• Written request:
Write out each line in which the string "datelor" is present.

Stored records
>>>

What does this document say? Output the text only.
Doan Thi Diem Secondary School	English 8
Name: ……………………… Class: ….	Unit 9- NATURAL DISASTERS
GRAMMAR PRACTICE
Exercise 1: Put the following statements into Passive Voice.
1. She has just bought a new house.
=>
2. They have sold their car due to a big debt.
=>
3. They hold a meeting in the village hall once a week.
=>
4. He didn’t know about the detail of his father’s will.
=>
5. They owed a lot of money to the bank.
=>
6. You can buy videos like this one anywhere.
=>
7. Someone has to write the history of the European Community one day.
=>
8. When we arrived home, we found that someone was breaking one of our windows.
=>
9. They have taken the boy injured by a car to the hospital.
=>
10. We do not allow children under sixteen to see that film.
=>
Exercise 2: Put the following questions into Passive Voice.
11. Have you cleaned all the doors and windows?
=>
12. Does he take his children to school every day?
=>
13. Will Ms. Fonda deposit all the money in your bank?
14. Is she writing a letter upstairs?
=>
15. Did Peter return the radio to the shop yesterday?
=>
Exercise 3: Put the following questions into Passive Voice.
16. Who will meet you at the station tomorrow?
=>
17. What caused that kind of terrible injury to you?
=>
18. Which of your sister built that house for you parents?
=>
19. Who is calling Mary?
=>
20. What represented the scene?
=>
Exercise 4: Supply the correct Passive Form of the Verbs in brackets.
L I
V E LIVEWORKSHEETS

<<<
>>>

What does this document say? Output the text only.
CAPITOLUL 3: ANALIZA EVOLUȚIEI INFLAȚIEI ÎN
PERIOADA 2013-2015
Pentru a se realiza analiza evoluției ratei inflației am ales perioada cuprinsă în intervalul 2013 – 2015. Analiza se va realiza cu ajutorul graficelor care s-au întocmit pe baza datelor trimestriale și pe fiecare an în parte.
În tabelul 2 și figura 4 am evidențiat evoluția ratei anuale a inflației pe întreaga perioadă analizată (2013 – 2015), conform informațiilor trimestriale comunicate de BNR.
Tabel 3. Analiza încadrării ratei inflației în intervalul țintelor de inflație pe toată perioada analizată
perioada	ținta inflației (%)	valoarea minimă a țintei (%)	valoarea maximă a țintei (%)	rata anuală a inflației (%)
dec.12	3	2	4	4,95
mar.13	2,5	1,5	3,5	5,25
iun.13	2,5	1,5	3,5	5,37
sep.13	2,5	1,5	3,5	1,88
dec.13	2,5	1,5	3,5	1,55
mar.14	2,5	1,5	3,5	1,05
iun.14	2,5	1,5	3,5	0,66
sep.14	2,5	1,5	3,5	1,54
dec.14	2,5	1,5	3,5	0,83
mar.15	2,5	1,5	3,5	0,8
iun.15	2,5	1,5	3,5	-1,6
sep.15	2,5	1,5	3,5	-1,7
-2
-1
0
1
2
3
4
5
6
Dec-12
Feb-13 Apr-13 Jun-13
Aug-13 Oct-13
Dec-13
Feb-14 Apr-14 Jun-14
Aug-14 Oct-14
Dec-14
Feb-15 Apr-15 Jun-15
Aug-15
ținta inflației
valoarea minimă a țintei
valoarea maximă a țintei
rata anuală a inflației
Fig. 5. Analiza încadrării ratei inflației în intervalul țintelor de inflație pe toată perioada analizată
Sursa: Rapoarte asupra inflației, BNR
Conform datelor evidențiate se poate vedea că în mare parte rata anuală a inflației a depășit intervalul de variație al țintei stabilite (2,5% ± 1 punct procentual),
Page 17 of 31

<<<

• Reply to the exercise:
Pentru a se realiza analiza evoluției ratei inflației am ales perioada cuprinsă în intervalul 2013 – 2015. Analiza se va realiza cu ajutorul graficelor care s-au întocmit pe baza datelor trimestriale și pe fiecare an în parte.
Conform datelor evidențiate se poate vedea că în mare parte rata anuală a inflației a depășit intervalul de variație al țintei stabilite (2,5% ± 1 punct procentual),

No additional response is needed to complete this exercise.